• AIM OF THE EXERCISE
Check every line of the material below for the string "Completion", and return the ones that have it.

• INFORMATION SUPPLIED
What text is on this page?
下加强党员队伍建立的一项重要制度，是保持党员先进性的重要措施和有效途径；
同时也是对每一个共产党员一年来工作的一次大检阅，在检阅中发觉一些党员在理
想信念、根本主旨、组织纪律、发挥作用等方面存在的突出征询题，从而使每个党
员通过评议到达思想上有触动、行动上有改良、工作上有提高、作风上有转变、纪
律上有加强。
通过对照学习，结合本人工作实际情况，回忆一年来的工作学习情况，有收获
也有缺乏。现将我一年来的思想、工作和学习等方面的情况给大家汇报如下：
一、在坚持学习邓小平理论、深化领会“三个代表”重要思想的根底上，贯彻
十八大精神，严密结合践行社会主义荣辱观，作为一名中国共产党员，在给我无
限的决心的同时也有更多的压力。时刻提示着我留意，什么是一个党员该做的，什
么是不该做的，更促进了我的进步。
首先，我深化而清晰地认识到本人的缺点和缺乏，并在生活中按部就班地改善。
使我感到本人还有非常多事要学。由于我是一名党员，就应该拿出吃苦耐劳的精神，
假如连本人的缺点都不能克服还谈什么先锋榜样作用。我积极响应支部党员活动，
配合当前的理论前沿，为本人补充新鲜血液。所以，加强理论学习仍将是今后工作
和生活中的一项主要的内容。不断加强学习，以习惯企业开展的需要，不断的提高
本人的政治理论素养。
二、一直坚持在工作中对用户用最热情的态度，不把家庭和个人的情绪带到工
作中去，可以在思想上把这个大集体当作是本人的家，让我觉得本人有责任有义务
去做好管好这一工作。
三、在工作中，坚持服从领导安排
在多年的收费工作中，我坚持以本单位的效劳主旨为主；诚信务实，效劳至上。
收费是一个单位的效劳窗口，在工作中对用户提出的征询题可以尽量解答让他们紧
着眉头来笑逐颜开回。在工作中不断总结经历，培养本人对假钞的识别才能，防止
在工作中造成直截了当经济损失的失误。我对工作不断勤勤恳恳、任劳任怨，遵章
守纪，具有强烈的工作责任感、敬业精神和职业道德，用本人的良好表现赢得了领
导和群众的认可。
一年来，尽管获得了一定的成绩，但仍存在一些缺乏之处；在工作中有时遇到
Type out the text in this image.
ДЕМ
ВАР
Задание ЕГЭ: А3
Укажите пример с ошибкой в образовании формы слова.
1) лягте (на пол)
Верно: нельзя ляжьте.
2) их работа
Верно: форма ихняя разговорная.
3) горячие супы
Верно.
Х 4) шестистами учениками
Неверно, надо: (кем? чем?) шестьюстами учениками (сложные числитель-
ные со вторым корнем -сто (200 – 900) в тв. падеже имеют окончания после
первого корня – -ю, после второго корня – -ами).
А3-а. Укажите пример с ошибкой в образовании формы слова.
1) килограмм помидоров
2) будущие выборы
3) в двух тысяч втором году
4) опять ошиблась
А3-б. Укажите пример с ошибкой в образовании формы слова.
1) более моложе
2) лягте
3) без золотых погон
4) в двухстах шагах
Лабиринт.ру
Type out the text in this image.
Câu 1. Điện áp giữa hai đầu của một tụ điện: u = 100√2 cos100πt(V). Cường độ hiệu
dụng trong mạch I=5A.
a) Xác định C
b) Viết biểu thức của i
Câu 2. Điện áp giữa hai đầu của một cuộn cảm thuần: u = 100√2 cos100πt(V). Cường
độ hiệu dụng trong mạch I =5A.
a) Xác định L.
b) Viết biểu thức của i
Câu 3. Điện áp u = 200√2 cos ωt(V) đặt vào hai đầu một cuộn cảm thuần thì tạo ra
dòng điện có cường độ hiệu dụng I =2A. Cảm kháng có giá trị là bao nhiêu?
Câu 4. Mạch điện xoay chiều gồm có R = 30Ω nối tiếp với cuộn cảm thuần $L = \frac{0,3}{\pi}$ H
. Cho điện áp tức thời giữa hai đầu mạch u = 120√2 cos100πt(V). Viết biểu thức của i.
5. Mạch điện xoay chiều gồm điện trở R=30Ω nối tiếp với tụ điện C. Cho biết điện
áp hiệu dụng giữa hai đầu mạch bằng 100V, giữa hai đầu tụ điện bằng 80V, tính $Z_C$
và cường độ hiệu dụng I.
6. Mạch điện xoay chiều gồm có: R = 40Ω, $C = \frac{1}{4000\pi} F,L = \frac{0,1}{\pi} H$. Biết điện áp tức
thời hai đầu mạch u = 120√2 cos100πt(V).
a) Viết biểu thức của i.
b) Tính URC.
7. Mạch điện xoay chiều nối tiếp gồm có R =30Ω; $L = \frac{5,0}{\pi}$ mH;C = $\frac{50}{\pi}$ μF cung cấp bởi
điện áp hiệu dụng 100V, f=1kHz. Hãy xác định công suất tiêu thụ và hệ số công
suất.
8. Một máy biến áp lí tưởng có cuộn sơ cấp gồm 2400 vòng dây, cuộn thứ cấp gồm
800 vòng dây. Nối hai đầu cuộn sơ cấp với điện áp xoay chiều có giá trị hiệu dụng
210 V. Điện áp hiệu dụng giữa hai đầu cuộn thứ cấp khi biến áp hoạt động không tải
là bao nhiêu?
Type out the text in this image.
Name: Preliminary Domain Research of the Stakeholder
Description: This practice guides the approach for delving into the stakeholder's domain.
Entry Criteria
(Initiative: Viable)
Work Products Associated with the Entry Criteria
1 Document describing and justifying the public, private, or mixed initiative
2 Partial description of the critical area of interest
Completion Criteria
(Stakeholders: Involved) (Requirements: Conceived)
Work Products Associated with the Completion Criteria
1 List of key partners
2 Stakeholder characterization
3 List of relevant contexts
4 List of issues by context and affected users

• RESULT BELOW
Completion Criteria
Work Products Associated with the Completion Criteria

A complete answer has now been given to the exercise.